→ Data extracted from a collection:
★ ★ ★ ★

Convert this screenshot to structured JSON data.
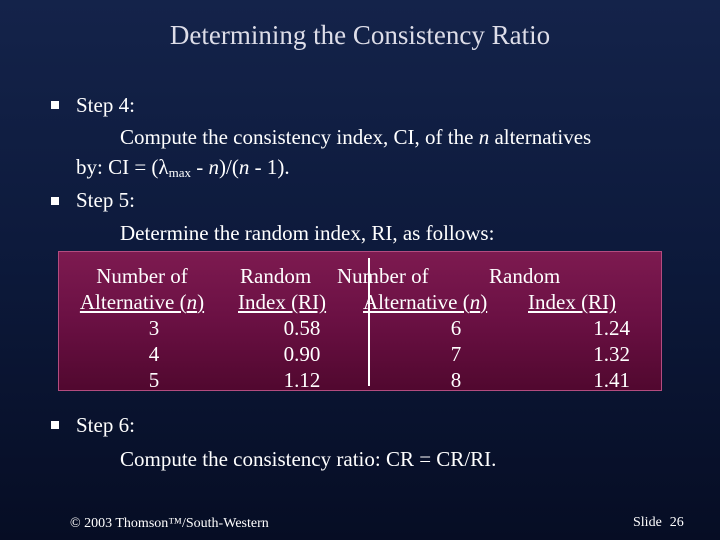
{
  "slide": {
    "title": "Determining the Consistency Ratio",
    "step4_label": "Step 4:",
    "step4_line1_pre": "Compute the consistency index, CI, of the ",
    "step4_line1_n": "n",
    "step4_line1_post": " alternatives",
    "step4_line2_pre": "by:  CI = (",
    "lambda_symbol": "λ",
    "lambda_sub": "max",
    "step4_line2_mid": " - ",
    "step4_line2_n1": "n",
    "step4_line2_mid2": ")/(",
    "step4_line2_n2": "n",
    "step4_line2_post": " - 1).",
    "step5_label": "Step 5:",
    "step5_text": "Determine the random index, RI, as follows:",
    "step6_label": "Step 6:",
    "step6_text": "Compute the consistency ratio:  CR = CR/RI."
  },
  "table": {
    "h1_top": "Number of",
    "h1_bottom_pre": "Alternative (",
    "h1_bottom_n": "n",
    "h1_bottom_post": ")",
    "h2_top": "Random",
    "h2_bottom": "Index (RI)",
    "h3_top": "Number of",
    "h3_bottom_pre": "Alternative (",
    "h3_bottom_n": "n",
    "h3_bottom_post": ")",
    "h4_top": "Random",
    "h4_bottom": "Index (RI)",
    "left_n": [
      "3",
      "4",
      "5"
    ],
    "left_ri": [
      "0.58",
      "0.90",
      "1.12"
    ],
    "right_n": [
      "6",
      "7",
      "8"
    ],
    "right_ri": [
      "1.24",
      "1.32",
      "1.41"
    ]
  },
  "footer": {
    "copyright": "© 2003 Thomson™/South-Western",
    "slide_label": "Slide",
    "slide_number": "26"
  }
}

★ ★ ★ ★

→ What you will do: Print all of the entries word for word. Skip any images they contain.

→ Output below:
Convert this screenshot to structured JSON data.
{
  "slide": {
    "title": "Determining the Consistency Ratio",
    "step4_label": "Step 4:",
    "step4_line1_pre": "Compute the consistency index, CI, of the ",
    "step4_line1_n": "n",
    "step4_line1_post": " alternatives",
    "step4_line2_pre": "by:  CI = (",
    "lambda_symbol": "λ",
    "lambda_sub": "max",
    "step4_line2_mid": " - ",
    "step4_line2_n1": "n",
    "step4_line2_mid2": ")/(",
    "step4_line2_n2": "n",
    "step4_line2_post": " - 1).",
    "step5_label": "Step 5:",
    "step5_text": "Determine the random index, RI, as follows:",
    "step6_label": "Step 6:",
    "step6_text": "Compute the consistency ratio:  CR = CR/RI."
  },
  "table": {
    "h1_top": "Number of",
    "h1_bottom_pre": "Alternative (",
    "h1_bottom_n": "n",
    "h1_bottom_post": ")",
    "h2_top": "Random",
    "h2_bottom": "Index (RI)",
    "h3_top": "Number of",
    "h3_bottom_pre": "Alternative (",
    "h3_bottom_n": "n",
    "h3_bottom_post": ")",
    "h4_top": "Random",
    "h4_bottom": "Index (RI)",
    "left_n": [
      "3",
      "4",
      "5"
    ],
    "left_ri": [
      "0.58",
      "0.90",
      "1.12"
    ],
    "right_n": [
      "6",
      "7",
      "8"
    ],
    "right_ri": [
      "1.24",
      "1.32",
      "1.41"
    ]
  },
  "footer": {
    "copyright": "© 2003 Thomson™/South-Western",
    "slide_label": "Slide",
    "slide_number": "26"
  }
}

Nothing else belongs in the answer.